> _WHAT YOU WILL DO_:
Give the number of lines containing the word "Paris", and nothing else.

> _RECORDS SHOWN_:
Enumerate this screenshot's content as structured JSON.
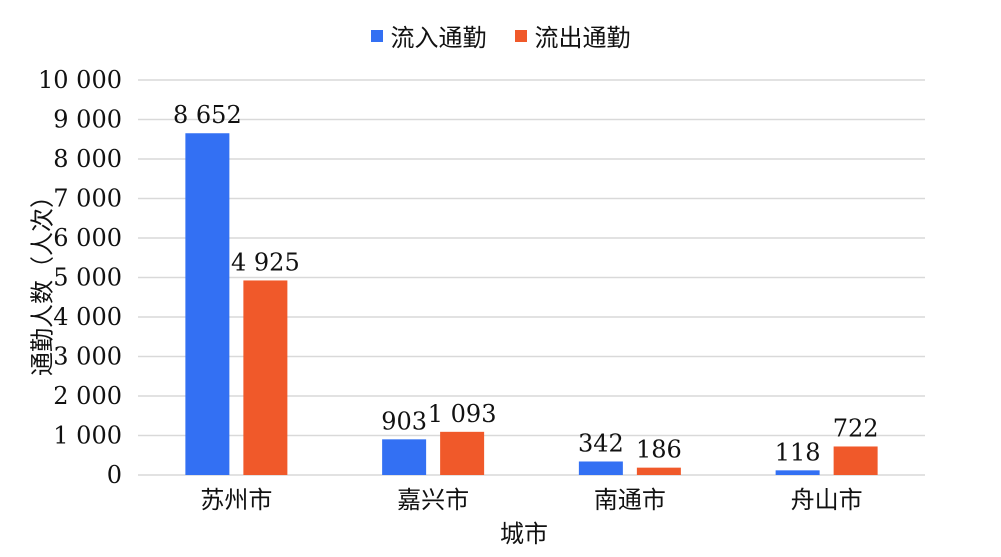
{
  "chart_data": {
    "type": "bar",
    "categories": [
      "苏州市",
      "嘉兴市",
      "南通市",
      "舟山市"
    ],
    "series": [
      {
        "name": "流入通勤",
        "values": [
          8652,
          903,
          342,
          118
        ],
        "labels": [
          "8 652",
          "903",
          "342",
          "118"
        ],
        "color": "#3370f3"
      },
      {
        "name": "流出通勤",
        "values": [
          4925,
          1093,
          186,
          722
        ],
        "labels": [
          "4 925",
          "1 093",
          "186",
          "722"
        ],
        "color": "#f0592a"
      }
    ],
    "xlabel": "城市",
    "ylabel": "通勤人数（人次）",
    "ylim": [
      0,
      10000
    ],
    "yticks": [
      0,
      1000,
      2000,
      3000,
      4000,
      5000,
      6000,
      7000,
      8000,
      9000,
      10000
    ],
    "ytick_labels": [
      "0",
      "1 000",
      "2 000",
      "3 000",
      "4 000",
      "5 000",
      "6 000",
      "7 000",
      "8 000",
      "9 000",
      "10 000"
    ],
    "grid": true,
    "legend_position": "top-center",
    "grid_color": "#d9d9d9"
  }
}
---
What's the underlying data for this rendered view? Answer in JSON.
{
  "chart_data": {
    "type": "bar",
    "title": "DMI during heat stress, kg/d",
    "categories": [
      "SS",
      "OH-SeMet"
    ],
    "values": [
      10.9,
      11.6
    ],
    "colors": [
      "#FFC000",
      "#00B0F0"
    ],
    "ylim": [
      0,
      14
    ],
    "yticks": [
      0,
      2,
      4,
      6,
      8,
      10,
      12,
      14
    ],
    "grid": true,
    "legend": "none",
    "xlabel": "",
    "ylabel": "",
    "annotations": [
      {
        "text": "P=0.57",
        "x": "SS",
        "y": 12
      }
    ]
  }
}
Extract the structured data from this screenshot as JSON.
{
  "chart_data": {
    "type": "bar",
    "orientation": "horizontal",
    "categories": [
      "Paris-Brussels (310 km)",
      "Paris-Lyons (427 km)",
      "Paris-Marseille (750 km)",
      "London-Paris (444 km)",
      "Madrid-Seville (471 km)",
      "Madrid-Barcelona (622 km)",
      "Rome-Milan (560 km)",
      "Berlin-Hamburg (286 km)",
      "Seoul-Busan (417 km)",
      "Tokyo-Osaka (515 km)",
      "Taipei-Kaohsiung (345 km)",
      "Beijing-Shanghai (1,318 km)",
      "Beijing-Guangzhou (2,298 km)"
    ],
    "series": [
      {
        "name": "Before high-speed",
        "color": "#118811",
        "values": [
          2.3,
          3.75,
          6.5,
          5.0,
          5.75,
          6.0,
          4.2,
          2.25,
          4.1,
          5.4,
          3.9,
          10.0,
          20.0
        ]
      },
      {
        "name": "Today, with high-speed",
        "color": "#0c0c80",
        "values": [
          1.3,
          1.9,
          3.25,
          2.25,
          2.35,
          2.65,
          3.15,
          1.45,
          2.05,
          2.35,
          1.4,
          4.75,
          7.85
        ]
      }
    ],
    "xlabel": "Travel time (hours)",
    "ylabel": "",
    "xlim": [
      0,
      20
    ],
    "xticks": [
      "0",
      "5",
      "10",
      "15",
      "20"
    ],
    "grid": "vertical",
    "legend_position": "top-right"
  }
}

> _ANSWER TO THIS TASK_:
4